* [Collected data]
========
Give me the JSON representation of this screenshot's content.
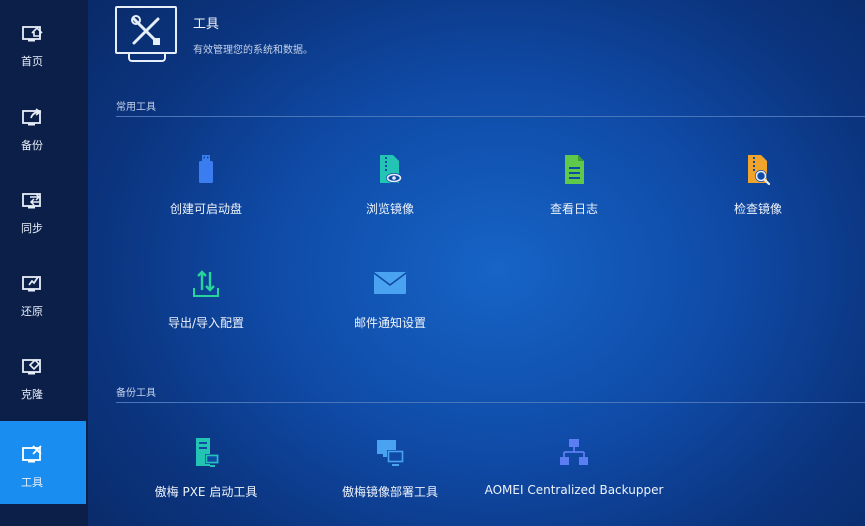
{
  "sidebar": {
    "items": [
      {
        "label": "首页",
        "icon": "home-icon"
      },
      {
        "label": "备份",
        "icon": "backup-icon"
      },
      {
        "label": "同步",
        "icon": "sync-icon"
      },
      {
        "label": "还原",
        "icon": "restore-icon"
      },
      {
        "label": "克隆",
        "icon": "clone-icon"
      },
      {
        "label": "工具",
        "icon": "tools-icon",
        "active": true
      }
    ]
  },
  "header": {
    "title": "工具",
    "subtitle": "有效管理您的系统和数据。",
    "icon": "tools-monitor-icon"
  },
  "sections": {
    "common": {
      "title": "常用工具",
      "tools": [
        {
          "label": "创建可启动盘",
          "icon": "usb-drive-icon",
          "color": "#3b7df0"
        },
        {
          "label": "浏览镜像",
          "icon": "explore-image-icon",
          "color": "#23c4b4"
        },
        {
          "label": "查看日志",
          "icon": "log-icon",
          "color": "#5ec94a"
        },
        {
          "label": "检查镜像",
          "icon": "check-image-icon",
          "color": "#f0a42c"
        },
        {
          "label": "导出/导入配置",
          "icon": "export-import-icon",
          "color": "#27d49b"
        },
        {
          "label": "邮件通知设置",
          "icon": "mail-icon",
          "color": "#4aa3f0"
        }
      ]
    },
    "backup": {
      "title": "备份工具",
      "tools": [
        {
          "label": "傲梅 PXE 启动工具",
          "icon": "pxe-boot-icon",
          "color": "#23c4b4"
        },
        {
          "label": "傲梅镜像部署工具",
          "icon": "image-deploy-icon",
          "color": "#4aa3f0"
        },
        {
          "label": "AOMEI Centralized Backupper",
          "icon": "network-icon",
          "color": "#5b7ef2"
        }
      ]
    }
  }
}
========
Write every entry out again exactly, dropping the pictures.

* [TASK SOLUTION]
Give me the JSON representation of this screenshot's content.
{
  "sidebar": {
    "items": [
      {
        "label": "首页",
        "icon": "home-icon"
      },
      {
        "label": "备份",
        "icon": "backup-icon"
      },
      {
        "label": "同步",
        "icon": "sync-icon"
      },
      {
        "label": "还原",
        "icon": "restore-icon"
      },
      {
        "label": "克隆",
        "icon": "clone-icon"
      },
      {
        "label": "工具",
        "icon": "tools-icon",
        "active": true
      }
    ]
  },
  "header": {
    "title": "工具",
    "subtitle": "有效管理您的系统和数据。",
    "icon": "tools-monitor-icon"
  },
  "sections": {
    "common": {
      "title": "常用工具",
      "tools": [
        {
          "label": "创建可启动盘",
          "icon": "usb-drive-icon",
          "color": "#3b7df0"
        },
        {
          "label": "浏览镜像",
          "icon": "explore-image-icon",
          "color": "#23c4b4"
        },
        {
          "label": "查看日志",
          "icon": "log-icon",
          "color": "#5ec94a"
        },
        {
          "label": "检查镜像",
          "icon": "check-image-icon",
          "color": "#f0a42c"
        },
        {
          "label": "导出/导入配置",
          "icon": "export-import-icon",
          "color": "#27d49b"
        },
        {
          "label": "邮件通知设置",
          "icon": "mail-icon",
          "color": "#4aa3f0"
        }
      ]
    },
    "backup": {
      "title": "备份工具",
      "tools": [
        {
          "label": "傲梅 PXE 启动工具",
          "icon": "pxe-boot-icon",
          "color": "#23c4b4"
        },
        {
          "label": "傲梅镜像部署工具",
          "icon": "image-deploy-icon",
          "color": "#4aa3f0"
        },
        {
          "label": "AOMEI Centralized Backupper",
          "icon": "network-icon",
          "color": "#5b7ef2"
        }
      ]
    }
  }
}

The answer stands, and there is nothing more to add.